[Saved data entries]

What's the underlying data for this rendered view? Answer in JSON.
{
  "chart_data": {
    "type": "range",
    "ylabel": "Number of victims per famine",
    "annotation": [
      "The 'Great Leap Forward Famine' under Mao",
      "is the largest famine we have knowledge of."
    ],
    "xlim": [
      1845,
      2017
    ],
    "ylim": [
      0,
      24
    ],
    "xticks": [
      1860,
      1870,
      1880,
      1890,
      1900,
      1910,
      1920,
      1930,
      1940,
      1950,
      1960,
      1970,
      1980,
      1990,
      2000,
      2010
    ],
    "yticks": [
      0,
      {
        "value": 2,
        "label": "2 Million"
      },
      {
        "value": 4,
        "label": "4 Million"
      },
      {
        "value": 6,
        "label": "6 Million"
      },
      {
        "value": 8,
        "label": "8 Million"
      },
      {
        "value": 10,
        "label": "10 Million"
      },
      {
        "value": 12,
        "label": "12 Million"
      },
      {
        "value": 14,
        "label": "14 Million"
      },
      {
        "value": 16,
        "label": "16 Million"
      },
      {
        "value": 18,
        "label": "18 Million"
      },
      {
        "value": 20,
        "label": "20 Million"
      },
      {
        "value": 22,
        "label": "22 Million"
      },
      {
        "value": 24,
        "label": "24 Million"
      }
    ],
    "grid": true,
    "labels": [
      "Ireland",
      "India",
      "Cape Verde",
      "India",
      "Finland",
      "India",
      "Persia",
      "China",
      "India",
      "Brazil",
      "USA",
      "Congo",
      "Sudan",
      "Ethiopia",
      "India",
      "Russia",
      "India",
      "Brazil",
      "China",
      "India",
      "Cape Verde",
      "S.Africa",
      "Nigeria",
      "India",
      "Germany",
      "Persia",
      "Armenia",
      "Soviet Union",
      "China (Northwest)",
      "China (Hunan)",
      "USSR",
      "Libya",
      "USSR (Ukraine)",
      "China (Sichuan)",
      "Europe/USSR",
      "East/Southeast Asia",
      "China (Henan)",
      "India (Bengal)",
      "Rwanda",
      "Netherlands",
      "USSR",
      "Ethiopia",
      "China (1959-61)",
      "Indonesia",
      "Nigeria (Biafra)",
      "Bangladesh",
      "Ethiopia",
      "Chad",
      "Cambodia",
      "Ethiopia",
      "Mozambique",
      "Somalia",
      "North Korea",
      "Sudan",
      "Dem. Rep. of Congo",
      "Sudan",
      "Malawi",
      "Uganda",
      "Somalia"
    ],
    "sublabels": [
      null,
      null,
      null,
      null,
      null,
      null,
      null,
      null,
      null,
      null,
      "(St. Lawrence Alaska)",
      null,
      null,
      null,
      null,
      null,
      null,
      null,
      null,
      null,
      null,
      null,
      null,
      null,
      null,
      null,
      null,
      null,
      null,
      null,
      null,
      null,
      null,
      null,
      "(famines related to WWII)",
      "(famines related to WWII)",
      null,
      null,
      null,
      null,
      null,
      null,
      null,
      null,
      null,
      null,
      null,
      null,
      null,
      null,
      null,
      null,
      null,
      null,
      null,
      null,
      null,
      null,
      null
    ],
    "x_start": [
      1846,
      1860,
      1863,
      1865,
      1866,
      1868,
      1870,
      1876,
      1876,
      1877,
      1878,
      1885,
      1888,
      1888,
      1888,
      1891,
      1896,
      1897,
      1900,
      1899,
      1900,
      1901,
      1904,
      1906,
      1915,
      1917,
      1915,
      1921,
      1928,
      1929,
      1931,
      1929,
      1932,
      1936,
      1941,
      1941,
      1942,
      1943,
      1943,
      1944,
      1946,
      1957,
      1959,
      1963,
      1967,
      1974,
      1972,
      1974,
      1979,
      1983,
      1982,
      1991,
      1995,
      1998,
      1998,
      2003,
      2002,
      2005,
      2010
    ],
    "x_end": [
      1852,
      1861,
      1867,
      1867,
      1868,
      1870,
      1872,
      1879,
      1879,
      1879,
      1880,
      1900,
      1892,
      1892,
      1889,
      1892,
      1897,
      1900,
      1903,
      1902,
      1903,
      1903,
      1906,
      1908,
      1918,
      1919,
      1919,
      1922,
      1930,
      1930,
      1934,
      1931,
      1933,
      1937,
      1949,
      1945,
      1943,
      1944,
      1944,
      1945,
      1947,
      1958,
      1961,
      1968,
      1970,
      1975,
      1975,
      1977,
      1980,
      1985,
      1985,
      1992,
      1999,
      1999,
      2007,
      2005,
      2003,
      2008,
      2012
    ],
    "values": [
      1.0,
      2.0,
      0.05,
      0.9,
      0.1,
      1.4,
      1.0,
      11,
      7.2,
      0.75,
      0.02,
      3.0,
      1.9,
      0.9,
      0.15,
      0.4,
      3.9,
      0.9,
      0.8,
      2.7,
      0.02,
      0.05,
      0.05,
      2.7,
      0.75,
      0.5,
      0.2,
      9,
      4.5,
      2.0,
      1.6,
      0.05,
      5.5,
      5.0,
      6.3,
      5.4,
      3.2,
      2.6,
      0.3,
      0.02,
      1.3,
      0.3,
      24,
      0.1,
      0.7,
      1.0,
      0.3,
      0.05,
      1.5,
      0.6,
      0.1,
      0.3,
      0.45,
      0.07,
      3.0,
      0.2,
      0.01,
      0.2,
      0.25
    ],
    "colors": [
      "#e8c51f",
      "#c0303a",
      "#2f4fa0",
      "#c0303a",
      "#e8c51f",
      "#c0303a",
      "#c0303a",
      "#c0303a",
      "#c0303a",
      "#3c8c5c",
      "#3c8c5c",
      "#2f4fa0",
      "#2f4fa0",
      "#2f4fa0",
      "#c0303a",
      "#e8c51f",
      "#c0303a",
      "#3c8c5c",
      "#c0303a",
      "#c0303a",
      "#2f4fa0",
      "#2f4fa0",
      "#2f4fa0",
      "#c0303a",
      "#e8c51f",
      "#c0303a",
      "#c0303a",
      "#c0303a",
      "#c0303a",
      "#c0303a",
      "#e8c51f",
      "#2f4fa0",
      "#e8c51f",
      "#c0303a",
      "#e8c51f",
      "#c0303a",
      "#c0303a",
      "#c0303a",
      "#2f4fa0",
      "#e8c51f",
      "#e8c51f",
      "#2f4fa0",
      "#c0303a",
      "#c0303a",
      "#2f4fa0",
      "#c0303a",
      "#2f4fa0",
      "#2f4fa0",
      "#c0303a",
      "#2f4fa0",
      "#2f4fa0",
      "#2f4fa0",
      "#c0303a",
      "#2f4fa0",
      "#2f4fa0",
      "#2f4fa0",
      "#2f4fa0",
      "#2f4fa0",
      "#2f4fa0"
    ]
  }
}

• [Stated problem] The records above need to be transcribed in full. Keep every character unchanged.

• [Exercise answer]
What's the underlying data for this rendered view? Answer in JSON.
{
  "chart_data": {
    "type": "range",
    "ylabel": "Number of victims per famine",
    "annotation": [
      "The 'Great Leap Forward Famine' under Mao",
      "is the largest famine we have knowledge of."
    ],
    "xlim": [
      1845,
      2017
    ],
    "ylim": [
      0,
      24
    ],
    "xticks": [
      1860,
      1870,
      1880,
      1890,
      1900,
      1910,
      1920,
      1930,
      1940,
      1950,
      1960,
      1970,
      1980,
      1990,
      2000,
      2010
    ],
    "yticks": [
      0,
      {
        "value": 2,
        "label": "2 Million"
      },
      {
        "value": 4,
        "label": "4 Million"
      },
      {
        "value": 6,
        "label": "6 Million"
      },
      {
        "value": 8,
        "label": "8 Million"
      },
      {
        "value": 10,
        "label": "10 Million"
      },
      {
        "value": 12,
        "label": "12 Million"
      },
      {
        "value": 14,
        "label": "14 Million"
      },
      {
        "value": 16,
        "label": "16 Million"
      },
      {
        "value": 18,
        "label": "18 Million"
      },
      {
        "value": 20,
        "label": "20 Million"
      },
      {
        "value": 22,
        "label": "22 Million"
      },
      {
        "value": 24,
        "label": "24 Million"
      }
    ],
    "grid": true,
    "labels": [
      "Ireland",
      "India",
      "Cape Verde",
      "India",
      "Finland",
      "India",
      "Persia",
      "China",
      "India",
      "Brazil",
      "USA",
      "Congo",
      "Sudan",
      "Ethiopia",
      "India",
      "Russia",
      "India",
      "Brazil",
      "China",
      "India",
      "Cape Verde",
      "S.Africa",
      "Nigeria",
      "India",
      "Germany",
      "Persia",
      "Armenia",
      "Soviet Union",
      "China (Northwest)",
      "China (Hunan)",
      "USSR",
      "Libya",
      "USSR (Ukraine)",
      "China (Sichuan)",
      "Europe/USSR",
      "East/Southeast Asia",
      "China (Henan)",
      "India (Bengal)",
      "Rwanda",
      "Netherlands",
      "USSR",
      "Ethiopia",
      "China (1959-61)",
      "Indonesia",
      "Nigeria (Biafra)",
      "Bangladesh",
      "Ethiopia",
      "Chad",
      "Cambodia",
      "Ethiopia",
      "Mozambique",
      "Somalia",
      "North Korea",
      "Sudan",
      "Dem. Rep. of Congo",
      "Sudan",
      "Malawi",
      "Uganda",
      "Somalia"
    ],
    "sublabels": [
      null,
      null,
      null,
      null,
      null,
      null,
      null,
      null,
      null,
      null,
      "(St. Lawrence Alaska)",
      null,
      null,
      null,
      null,
      null,
      null,
      null,
      null,
      null,
      null,
      null,
      null,
      null,
      null,
      null,
      null,
      null,
      null,
      null,
      null,
      null,
      null,
      null,
      "(famines related to WWII)",
      "(famines related to WWII)",
      null,
      null,
      null,
      null,
      null,
      null,
      null,
      null,
      null,
      null,
      null,
      null,
      null,
      null,
      null,
      null,
      null,
      null,
      null,
      null,
      null,
      null,
      null
    ],
    "x_start": [
      1846,
      1860,
      1863,
      1865,
      1866,
      1868,
      1870,
      1876,
      1876,
      1877,
      1878,
      1885,
      1888,
      1888,
      1888,
      1891,
      1896,
      1897,
      1900,
      1899,
      1900,
      1901,
      1904,
      1906,
      1915,
      1917,
      1915,
      1921,
      1928,
      1929,
      1931,
      1929,
      1932,
      1936,
      1941,
      1941,
      1942,
      1943,
      1943,
      1944,
      1946,
      1957,
      1959,
      1963,
      1967,
      1974,
      1972,
      1974,
      1979,
      1983,
      1982,
      1991,
      1995,
      1998,
      1998,
      2003,
      2002,
      2005,
      2010
    ],
    "x_end": [
      1852,
      1861,
      1867,
      1867,
      1868,
      1870,
      1872,
      1879,
      1879,
      1879,
      1880,
      1900,
      1892,
      1892,
      1889,
      1892,
      1897,
      1900,
      1903,
      1902,
      1903,
      1903,
      1906,
      1908,
      1918,
      1919,
      1919,
      1922,
      1930,
      1930,
      1934,
      1931,
      1933,
      1937,
      1949,
      1945,
      1943,
      1944,
      1944,
      1945,
      1947,
      1958,
      1961,
      1968,
      1970,
      1975,
      1975,
      1977,
      1980,
      1985,
      1985,
      1992,
      1999,
      1999,
      2007,
      2005,
      2003,
      2008,
      2012
    ],
    "values": [
      1.0,
      2.0,
      0.05,
      0.9,
      0.1,
      1.4,
      1.0,
      11,
      7.2,
      0.75,
      0.02,
      3.0,
      1.9,
      0.9,
      0.15,
      0.4,
      3.9,
      0.9,
      0.8,
      2.7,
      0.02,
      0.05,
      0.05,
      2.7,
      0.75,
      0.5,
      0.2,
      9,
      4.5,
      2.0,
      1.6,
      0.05,
      5.5,
      5.0,
      6.3,
      5.4,
      3.2,
      2.6,
      0.3,
      0.02,
      1.3,
      0.3,
      24,
      0.1,
      0.7,
      1.0,
      0.3,
      0.05,
      1.5,
      0.6,
      0.1,
      0.3,
      0.45,
      0.07,
      3.0,
      0.2,
      0.01,
      0.2,
      0.25
    ],
    "colors": [
      "#e8c51f",
      "#c0303a",
      "#2f4fa0",
      "#c0303a",
      "#e8c51f",
      "#c0303a",
      "#c0303a",
      "#c0303a",
      "#c0303a",
      "#3c8c5c",
      "#3c8c5c",
      "#2f4fa0",
      "#2f4fa0",
      "#2f4fa0",
      "#c0303a",
      "#e8c51f",
      "#c0303a",
      "#3c8c5c",
      "#c0303a",
      "#c0303a",
      "#2f4fa0",
      "#2f4fa0",
      "#2f4fa0",
      "#c0303a",
      "#e8c51f",
      "#c0303a",
      "#c0303a",
      "#c0303a",
      "#c0303a",
      "#c0303a",
      "#e8c51f",
      "#2f4fa0",
      "#e8c51f",
      "#c0303a",
      "#e8c51f",
      "#c0303a",
      "#c0303a",
      "#c0303a",
      "#2f4fa0",
      "#e8c51f",
      "#e8c51f",
      "#2f4fa0",
      "#c0303a",
      "#c0303a",
      "#2f4fa0",
      "#c0303a",
      "#2f4fa0",
      "#2f4fa0",
      "#c0303a",
      "#2f4fa0",
      "#2f4fa0",
      "#2f4fa0",
      "#c0303a",
      "#2f4fa0",
      "#2f4fa0",
      "#2f4fa0",
      "#2f4fa0",
      "#2f4fa0",
      "#2f4fa0"
    ]
  }
}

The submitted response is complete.